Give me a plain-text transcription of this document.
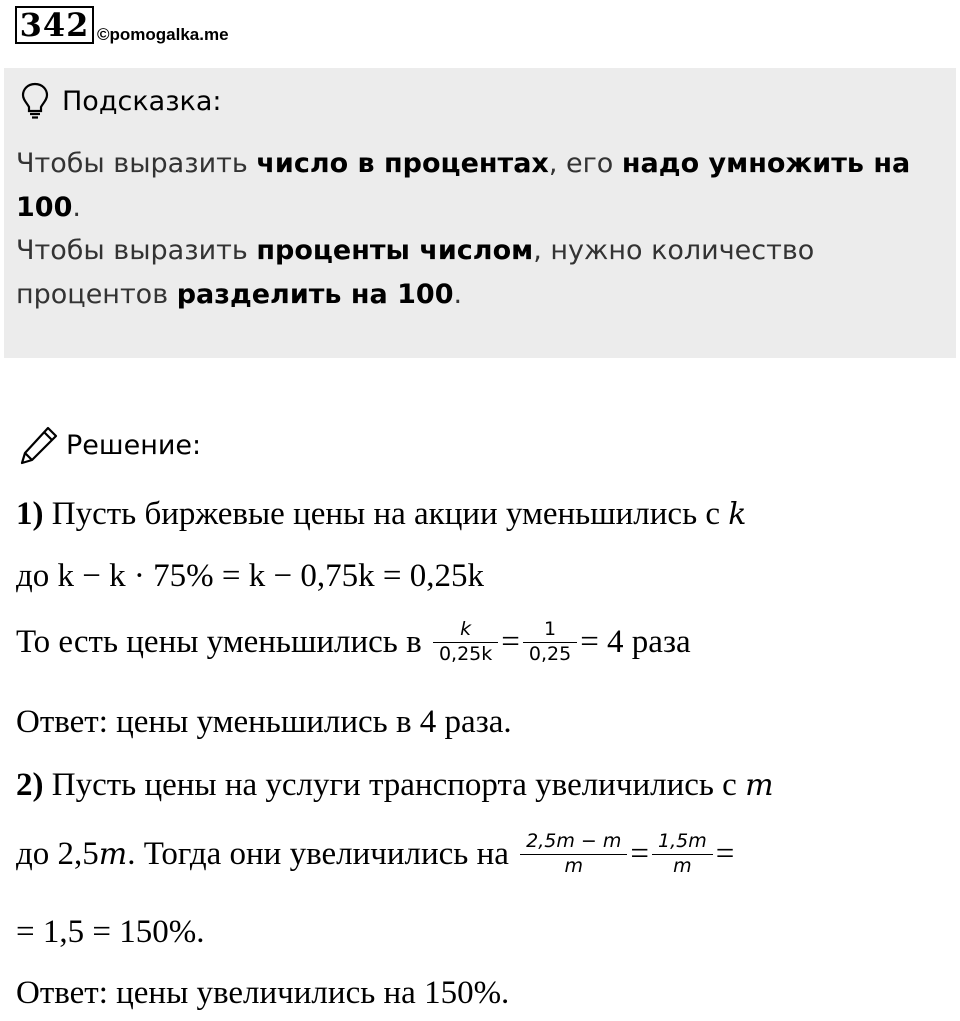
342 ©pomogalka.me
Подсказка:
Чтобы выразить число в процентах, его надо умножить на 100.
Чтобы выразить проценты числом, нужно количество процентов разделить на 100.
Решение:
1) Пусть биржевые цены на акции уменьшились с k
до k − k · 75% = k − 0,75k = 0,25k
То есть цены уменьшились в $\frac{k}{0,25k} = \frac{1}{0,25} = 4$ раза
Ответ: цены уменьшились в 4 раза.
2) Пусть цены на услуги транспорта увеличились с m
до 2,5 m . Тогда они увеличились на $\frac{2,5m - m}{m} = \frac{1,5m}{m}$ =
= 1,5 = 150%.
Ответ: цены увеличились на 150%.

......

▶ [The task]
Reproduce every entry exactly, but omit each picture.

▶ [Full solution]
Give me a plain-text transcription of this document.
342 ©pomogalka.me
Подсказка:
Чтобы выразить число в процентах, его надо умножить на 100.
Чтобы выразить проценты числом, нужно количество процентов разделить на 100.
Решение:
1) Пусть биржевые цены на акции уменьшились с k
до k − k · 75% = k − 0,75k = 0,25k
То есть цены уменьшились в $\frac{k}{0,25k} = \frac{1}{0,25} = 4$ раза
Ответ: цены уменьшились в 4 раза.
2) Пусть цены на услуги транспорта увеличились с m
до 2,5 m . Тогда они увеличились на $\frac{2,5m - m}{m} = \frac{1,5m}{m}$ =
= 1,5 = 150%.
Ответ: цены увеличились на 150%.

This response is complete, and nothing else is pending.